Collection entries:
- - - - - - -
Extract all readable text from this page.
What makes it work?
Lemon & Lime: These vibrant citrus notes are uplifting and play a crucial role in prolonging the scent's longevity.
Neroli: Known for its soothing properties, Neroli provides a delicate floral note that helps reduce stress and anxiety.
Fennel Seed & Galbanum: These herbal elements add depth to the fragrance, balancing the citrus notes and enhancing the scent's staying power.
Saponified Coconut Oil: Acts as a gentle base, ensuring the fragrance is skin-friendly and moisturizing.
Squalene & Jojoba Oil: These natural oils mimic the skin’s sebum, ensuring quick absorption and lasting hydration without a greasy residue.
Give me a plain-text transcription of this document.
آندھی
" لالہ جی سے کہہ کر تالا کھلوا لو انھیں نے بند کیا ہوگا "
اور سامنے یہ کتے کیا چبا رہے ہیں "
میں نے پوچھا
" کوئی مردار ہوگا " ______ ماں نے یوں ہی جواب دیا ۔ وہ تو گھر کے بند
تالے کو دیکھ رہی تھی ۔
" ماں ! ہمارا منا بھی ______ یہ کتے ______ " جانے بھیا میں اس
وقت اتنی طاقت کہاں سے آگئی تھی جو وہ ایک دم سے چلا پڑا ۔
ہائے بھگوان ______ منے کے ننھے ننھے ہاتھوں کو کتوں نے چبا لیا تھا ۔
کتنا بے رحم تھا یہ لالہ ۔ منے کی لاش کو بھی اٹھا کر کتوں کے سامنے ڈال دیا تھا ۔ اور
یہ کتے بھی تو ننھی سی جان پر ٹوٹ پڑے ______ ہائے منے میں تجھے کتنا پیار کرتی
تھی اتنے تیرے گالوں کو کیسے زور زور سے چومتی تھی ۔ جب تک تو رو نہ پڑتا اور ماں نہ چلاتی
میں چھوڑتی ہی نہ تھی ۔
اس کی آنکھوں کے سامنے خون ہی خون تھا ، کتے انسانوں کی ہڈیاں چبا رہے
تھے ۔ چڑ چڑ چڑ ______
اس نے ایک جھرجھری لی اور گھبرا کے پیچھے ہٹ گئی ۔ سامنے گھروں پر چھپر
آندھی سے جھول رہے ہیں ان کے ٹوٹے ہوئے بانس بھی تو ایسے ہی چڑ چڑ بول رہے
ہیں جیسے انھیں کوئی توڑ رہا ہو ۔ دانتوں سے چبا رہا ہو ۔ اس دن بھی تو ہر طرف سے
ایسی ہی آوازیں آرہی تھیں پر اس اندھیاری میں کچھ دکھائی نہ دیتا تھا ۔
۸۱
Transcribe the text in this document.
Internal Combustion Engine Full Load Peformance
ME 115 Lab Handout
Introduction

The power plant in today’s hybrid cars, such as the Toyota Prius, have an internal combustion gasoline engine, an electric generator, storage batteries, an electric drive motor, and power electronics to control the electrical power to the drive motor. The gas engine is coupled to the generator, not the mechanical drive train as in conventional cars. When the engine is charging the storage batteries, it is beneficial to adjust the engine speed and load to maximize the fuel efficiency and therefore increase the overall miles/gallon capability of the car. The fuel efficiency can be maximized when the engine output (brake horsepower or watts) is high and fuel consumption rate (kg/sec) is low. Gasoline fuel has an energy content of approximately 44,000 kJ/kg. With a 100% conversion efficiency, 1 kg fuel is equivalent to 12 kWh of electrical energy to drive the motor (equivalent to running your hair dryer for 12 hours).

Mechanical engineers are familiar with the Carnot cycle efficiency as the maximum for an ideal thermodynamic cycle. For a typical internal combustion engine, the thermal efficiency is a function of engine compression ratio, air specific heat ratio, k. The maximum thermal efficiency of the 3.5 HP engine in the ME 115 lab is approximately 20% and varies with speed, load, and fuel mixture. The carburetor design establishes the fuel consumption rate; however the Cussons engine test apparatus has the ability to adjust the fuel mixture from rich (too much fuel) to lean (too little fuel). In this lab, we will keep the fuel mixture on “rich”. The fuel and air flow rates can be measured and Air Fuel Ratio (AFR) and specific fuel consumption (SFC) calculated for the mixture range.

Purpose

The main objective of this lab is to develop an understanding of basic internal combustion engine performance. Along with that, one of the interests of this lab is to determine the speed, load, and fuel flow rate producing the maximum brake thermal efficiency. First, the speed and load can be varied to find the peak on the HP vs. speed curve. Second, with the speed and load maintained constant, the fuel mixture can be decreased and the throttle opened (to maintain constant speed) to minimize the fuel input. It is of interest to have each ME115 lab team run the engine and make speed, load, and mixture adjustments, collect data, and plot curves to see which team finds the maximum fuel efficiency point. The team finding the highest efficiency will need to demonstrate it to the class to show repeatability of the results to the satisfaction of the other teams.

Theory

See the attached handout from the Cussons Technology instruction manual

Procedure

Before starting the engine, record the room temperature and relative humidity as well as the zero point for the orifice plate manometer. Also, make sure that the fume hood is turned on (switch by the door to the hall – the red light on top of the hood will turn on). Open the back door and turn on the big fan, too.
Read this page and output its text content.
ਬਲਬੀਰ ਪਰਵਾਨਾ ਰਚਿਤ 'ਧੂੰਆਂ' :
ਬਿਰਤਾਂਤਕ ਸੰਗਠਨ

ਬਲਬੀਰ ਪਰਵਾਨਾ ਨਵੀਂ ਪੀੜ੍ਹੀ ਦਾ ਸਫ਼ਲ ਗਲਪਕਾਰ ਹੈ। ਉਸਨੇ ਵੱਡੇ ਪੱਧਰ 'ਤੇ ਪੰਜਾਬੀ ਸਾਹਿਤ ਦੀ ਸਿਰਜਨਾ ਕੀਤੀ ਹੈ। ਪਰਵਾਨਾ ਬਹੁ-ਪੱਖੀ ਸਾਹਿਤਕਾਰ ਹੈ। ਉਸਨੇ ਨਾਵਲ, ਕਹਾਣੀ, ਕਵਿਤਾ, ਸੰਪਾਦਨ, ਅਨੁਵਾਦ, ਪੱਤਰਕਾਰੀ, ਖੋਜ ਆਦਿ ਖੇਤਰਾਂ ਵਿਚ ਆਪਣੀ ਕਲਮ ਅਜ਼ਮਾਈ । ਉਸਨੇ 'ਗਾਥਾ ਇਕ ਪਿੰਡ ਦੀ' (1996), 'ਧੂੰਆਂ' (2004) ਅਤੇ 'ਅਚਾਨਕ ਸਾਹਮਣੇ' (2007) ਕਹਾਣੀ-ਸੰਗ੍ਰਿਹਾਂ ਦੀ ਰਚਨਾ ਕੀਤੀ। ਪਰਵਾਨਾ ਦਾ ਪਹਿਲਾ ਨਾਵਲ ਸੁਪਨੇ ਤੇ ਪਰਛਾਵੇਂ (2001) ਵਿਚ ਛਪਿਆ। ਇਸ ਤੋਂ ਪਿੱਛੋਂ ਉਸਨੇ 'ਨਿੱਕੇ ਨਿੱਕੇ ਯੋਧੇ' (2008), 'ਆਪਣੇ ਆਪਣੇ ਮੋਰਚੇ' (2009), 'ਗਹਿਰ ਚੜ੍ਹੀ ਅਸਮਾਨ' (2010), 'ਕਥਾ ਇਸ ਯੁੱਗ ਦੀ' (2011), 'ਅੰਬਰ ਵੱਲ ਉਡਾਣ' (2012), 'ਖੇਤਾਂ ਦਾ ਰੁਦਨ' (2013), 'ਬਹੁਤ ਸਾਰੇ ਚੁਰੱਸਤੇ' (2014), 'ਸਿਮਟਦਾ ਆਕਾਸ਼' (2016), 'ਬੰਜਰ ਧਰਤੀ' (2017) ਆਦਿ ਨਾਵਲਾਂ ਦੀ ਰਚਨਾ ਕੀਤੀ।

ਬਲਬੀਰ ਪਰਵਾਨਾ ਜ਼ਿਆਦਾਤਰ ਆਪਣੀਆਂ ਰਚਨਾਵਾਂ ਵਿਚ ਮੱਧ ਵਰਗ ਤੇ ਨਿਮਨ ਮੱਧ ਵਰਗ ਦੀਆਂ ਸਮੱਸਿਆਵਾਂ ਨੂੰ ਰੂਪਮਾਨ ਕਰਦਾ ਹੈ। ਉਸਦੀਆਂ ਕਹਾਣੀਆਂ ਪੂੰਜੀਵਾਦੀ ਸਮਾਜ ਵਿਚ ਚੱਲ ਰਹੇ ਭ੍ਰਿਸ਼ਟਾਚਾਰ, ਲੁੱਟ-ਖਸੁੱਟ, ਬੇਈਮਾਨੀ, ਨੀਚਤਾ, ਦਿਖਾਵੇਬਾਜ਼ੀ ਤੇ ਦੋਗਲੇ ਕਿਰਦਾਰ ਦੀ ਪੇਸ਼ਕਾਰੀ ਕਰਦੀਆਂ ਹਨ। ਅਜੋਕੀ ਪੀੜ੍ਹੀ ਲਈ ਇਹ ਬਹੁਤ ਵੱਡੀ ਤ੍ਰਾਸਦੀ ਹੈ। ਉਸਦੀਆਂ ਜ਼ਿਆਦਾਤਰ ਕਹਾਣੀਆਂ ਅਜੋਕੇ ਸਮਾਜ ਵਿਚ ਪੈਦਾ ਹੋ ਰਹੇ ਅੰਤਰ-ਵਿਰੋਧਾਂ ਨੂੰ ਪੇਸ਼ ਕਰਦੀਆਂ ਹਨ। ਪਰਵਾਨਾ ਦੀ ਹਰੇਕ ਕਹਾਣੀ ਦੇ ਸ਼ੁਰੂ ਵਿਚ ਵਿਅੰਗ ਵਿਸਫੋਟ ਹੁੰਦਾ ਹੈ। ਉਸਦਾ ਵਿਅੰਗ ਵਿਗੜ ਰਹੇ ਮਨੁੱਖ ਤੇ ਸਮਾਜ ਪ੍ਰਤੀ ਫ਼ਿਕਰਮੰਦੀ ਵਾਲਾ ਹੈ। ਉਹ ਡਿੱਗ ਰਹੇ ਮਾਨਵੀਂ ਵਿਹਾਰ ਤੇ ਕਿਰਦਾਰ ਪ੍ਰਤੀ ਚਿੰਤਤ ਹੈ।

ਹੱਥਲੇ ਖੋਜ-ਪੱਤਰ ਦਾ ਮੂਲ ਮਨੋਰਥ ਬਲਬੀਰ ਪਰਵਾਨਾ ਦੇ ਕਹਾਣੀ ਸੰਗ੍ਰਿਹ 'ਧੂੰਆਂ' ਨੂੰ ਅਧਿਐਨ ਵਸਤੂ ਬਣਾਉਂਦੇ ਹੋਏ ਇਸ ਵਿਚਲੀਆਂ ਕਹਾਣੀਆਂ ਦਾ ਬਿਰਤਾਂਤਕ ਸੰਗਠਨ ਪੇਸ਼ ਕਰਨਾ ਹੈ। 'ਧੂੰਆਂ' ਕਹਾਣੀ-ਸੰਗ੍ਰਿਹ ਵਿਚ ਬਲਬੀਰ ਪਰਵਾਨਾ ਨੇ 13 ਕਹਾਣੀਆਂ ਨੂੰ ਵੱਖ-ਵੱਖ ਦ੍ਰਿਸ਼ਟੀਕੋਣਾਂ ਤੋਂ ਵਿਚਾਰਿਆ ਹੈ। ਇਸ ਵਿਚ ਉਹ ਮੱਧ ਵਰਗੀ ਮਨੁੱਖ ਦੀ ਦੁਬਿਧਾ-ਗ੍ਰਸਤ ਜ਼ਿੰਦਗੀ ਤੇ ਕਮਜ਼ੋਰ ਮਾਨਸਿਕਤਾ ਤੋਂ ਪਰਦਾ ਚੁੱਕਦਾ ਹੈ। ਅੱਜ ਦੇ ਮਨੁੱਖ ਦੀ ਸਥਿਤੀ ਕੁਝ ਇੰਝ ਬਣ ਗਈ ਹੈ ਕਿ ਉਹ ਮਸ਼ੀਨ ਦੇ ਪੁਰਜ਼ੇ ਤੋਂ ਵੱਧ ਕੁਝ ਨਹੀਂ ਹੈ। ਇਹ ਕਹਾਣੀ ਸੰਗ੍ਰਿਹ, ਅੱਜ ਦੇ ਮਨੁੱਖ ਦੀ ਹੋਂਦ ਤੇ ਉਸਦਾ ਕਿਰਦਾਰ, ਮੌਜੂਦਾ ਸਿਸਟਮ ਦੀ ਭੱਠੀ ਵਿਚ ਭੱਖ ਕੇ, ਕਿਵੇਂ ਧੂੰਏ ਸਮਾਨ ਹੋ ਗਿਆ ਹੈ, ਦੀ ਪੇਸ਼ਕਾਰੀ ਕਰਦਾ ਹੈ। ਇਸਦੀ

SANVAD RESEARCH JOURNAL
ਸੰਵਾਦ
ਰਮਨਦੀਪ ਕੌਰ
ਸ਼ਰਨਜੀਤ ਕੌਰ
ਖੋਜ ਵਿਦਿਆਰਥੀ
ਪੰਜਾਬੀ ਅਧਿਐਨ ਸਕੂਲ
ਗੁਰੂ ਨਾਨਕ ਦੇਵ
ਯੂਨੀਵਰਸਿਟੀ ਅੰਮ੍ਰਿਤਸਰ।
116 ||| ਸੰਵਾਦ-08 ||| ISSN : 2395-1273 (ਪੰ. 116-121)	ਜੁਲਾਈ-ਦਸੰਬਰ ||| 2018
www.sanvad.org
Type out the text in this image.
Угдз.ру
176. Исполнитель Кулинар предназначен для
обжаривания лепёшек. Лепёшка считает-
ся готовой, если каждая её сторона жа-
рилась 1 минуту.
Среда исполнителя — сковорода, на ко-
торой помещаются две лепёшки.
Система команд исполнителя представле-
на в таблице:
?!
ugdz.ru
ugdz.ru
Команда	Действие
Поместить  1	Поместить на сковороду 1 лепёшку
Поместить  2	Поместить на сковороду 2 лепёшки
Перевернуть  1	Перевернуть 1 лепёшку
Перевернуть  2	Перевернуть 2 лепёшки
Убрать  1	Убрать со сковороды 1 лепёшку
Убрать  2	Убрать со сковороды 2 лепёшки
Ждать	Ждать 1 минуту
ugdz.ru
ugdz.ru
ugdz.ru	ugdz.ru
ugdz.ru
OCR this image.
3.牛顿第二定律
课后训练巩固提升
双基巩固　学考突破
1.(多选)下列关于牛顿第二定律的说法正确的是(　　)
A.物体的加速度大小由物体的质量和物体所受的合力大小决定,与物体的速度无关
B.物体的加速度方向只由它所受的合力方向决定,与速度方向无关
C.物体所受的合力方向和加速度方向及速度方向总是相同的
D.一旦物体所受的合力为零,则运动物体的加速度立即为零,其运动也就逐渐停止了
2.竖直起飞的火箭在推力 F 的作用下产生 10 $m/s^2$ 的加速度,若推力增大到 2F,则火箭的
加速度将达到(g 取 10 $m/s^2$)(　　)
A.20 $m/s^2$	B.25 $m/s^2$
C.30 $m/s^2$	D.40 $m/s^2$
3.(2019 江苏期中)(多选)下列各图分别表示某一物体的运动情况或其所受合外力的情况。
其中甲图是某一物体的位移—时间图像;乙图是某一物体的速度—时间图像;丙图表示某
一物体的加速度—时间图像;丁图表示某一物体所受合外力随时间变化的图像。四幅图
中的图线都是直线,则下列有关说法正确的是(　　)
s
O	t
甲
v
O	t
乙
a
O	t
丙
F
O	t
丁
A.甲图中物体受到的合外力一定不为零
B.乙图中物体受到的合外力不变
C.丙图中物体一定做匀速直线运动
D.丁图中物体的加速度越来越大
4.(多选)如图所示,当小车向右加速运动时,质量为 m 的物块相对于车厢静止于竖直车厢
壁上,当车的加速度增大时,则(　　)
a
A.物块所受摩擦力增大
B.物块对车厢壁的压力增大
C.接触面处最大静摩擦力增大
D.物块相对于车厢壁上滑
- - - - - - -
### EXERCISE
Looking at the data above, show all lines where the word "citrus" occurs.

### FINISHED TASK
Lemon & Lime: These vibrant citrus notes are uplifting and play a crucial role in prolonging the scent's longevity.
Fennel Seed & Galbanum: These herbal elements add depth to the fragrance, balancing the citrus notes and enhancing the scent's staying power.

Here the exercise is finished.